Write out the records below word for word, from their first line up to and including the line that contains "remaining-stat: Còn lại", and nothing after it.
++++++++++++++++++++
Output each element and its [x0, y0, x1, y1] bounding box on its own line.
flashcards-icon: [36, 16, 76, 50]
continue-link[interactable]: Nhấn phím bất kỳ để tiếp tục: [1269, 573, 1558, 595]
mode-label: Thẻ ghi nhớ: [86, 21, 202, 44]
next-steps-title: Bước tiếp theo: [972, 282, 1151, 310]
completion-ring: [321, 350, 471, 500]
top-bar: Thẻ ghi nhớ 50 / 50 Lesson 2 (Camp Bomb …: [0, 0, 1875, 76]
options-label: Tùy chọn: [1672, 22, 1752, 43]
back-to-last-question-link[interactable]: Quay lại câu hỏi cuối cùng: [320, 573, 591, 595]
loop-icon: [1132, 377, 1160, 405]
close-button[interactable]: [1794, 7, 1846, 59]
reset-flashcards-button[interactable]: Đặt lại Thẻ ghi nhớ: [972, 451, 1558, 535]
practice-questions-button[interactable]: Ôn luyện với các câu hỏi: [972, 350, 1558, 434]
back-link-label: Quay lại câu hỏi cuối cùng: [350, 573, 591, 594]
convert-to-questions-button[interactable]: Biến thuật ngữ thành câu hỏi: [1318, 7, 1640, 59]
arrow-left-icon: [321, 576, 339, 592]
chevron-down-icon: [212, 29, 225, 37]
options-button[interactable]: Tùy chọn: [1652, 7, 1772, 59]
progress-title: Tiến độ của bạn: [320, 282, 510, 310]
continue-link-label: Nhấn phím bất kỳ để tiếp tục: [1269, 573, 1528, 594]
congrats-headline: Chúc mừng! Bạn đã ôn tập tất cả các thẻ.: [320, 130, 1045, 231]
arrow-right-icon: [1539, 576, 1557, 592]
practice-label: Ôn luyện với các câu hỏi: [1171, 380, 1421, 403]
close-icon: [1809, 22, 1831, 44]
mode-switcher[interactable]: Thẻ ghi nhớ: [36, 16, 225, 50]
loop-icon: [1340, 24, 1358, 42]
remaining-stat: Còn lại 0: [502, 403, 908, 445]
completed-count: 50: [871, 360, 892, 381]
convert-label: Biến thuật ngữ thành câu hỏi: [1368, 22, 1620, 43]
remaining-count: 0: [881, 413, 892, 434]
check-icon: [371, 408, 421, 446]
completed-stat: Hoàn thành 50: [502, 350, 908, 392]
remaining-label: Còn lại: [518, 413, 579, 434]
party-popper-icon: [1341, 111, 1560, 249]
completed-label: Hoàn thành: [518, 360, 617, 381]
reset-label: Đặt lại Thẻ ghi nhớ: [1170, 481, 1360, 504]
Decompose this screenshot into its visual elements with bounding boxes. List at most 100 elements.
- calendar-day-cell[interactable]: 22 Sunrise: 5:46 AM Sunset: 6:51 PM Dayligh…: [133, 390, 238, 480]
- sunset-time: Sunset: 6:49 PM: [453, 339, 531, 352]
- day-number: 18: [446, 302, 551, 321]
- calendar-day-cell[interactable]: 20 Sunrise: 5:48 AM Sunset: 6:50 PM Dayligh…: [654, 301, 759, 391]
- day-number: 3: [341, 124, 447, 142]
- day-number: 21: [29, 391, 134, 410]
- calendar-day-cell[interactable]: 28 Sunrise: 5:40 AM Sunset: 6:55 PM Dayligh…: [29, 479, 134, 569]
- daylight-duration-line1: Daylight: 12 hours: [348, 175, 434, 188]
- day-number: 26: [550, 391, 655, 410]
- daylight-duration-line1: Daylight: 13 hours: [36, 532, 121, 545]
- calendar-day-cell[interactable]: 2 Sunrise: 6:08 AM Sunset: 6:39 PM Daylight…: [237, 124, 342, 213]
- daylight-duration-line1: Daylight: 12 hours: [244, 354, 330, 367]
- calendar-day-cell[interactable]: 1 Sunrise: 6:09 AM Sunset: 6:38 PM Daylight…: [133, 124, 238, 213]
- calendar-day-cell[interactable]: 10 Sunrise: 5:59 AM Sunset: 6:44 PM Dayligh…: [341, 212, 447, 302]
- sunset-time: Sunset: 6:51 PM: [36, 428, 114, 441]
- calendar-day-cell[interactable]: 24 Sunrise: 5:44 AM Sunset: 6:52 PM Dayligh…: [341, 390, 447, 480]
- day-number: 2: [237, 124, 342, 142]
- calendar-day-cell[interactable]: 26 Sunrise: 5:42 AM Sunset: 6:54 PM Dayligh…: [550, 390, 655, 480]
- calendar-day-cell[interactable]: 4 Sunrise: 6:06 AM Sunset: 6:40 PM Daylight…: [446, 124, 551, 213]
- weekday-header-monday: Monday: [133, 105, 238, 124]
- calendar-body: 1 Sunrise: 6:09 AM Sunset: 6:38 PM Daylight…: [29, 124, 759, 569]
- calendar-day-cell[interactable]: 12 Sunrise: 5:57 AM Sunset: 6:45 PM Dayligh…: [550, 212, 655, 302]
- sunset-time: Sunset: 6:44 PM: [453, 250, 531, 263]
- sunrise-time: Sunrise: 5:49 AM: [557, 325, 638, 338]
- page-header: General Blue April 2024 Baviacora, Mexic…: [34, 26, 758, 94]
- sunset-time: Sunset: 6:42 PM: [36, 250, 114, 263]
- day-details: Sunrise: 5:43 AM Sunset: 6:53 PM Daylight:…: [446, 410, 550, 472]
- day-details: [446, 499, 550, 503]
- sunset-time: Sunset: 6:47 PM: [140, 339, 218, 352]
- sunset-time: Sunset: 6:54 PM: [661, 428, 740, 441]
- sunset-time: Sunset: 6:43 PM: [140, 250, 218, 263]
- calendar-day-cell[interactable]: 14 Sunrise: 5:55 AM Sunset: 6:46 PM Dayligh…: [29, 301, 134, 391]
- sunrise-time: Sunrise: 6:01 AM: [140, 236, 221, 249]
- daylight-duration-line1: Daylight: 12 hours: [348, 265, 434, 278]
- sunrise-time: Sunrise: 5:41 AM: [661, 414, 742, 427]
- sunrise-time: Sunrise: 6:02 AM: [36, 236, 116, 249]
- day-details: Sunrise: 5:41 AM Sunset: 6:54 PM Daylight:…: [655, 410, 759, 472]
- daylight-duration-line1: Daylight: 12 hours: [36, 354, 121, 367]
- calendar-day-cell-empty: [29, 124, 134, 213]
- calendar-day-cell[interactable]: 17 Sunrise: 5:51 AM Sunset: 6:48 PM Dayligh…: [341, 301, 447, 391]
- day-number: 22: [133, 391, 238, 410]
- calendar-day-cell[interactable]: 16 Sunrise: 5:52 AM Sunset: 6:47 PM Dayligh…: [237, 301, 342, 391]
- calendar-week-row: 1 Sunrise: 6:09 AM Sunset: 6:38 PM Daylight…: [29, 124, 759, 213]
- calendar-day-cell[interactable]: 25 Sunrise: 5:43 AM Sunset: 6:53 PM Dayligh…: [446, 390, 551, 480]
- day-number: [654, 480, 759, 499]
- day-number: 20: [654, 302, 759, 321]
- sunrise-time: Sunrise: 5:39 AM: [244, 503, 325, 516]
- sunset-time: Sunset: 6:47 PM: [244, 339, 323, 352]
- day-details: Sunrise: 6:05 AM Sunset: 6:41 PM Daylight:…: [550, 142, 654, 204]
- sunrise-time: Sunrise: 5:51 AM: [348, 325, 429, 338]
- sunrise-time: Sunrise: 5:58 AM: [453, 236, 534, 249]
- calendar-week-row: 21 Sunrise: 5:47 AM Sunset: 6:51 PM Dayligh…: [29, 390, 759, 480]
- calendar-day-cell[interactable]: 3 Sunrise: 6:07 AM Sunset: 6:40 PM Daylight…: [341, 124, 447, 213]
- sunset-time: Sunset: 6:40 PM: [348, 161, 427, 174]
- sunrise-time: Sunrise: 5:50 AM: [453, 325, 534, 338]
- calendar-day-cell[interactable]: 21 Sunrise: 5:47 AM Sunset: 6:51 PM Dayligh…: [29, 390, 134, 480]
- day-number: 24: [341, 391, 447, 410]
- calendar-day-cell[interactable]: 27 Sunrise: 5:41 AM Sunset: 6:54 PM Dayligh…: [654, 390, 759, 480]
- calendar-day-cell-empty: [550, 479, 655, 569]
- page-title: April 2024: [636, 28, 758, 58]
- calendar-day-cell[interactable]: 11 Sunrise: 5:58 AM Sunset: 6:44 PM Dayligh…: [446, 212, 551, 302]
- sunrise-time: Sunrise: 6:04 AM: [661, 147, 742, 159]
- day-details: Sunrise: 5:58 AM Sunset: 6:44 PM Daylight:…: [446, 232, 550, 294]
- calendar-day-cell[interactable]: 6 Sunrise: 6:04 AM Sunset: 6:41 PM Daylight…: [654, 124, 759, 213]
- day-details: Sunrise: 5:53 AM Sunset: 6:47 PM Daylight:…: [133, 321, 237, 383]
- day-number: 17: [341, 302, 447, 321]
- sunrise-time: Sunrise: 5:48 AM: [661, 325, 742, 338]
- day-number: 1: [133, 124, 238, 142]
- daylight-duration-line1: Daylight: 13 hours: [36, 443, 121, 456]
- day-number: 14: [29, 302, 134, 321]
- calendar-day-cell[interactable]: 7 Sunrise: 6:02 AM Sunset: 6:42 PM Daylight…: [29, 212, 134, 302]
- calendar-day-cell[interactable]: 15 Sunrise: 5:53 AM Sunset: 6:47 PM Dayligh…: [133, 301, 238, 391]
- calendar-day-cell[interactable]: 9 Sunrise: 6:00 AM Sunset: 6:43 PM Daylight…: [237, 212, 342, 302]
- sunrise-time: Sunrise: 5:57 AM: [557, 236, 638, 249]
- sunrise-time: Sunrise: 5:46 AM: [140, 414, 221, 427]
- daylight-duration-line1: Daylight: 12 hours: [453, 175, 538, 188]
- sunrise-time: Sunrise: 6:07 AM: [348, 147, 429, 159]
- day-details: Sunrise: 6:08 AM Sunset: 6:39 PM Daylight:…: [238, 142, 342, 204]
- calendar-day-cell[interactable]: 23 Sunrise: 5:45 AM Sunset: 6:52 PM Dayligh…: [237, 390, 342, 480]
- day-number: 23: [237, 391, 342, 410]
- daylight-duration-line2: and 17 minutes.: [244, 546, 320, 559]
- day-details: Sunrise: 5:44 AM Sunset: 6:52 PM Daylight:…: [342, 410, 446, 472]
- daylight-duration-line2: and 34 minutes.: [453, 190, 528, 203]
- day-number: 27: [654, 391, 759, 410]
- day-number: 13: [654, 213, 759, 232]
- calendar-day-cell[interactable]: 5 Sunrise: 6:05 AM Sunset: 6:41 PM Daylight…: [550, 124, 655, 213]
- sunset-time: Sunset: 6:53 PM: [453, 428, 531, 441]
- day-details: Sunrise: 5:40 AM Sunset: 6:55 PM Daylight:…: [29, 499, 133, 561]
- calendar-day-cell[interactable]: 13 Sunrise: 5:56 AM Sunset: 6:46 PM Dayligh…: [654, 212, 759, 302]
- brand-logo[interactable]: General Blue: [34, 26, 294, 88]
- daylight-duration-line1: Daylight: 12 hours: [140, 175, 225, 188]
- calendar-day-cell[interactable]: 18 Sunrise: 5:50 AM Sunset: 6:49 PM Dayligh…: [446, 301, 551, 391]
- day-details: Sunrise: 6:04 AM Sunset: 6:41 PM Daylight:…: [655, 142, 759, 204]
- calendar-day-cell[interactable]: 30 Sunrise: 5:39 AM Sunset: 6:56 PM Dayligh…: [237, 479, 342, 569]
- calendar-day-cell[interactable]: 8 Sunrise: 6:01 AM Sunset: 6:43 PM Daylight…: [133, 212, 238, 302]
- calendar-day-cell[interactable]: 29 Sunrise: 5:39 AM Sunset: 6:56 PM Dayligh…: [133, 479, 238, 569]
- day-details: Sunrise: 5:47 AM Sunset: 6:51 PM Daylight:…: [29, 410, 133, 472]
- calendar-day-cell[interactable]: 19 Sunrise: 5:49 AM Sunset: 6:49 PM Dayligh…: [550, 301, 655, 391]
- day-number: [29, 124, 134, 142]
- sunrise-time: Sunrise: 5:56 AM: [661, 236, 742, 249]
++++++++++++++++++++
FULL RESPONSE
Output each element and its [x0, y0, x1, y1] bounding box on its own line.
flashcards-icon: [36, 16, 76, 50]
continue-link[interactable]: Nhấn phím bất kỳ để tiếp tục: [1269, 573, 1558, 595]
mode-label: Thẻ ghi nhớ: [86, 21, 202, 44]
next-steps-title: Bước tiếp theo: [972, 282, 1151, 310]
completion-ring: [321, 350, 471, 500]
top-bar: Thẻ ghi nhớ 50 / 50 Lesson 2 (Camp Bomb …: [0, 0, 1875, 76]
options-label: Tùy chọn: [1672, 22, 1752, 43]
back-to-last-question-link[interactable]: Quay lại câu hỏi cuối cùng: [320, 573, 591, 595]
loop-icon: [1132, 377, 1160, 405]
close-button[interactable]: [1794, 7, 1846, 59]
reset-flashcards-button[interactable]: Đặt lại Thẻ ghi nhớ: [972, 451, 1558, 535]
practice-questions-button[interactable]: Ôn luyện với các câu hỏi: [972, 350, 1558, 434]
back-link-label: Quay lại câu hỏi cuối cùng: [350, 573, 591, 594]
convert-to-questions-button[interactable]: Biến thuật ngữ thành câu hỏi: [1318, 7, 1640, 59]
arrow-left-icon: [321, 576, 339, 592]
chevron-down-icon: [212, 29, 225, 37]
options-button[interactable]: Tùy chọn: [1652, 7, 1772, 59]
progress-title: Tiến độ của bạn: [320, 282, 510, 310]
continue-link-label: Nhấn phím bất kỳ để tiếp tục: [1269, 573, 1528, 594]
congrats-headline: Chúc mừng! Bạn đã ôn tập tất cả các thẻ.: [320, 130, 1045, 231]
arrow-right-icon: [1539, 576, 1557, 592]
practice-label: Ôn luyện với các câu hỏi: [1171, 380, 1421, 403]
close-icon: [1809, 22, 1831, 44]
mode-switcher[interactable]: Thẻ ghi nhớ: [36, 16, 225, 50]
loop-icon: [1340, 24, 1358, 42]
remaining-stat: Còn lại 0: [502, 403, 908, 445]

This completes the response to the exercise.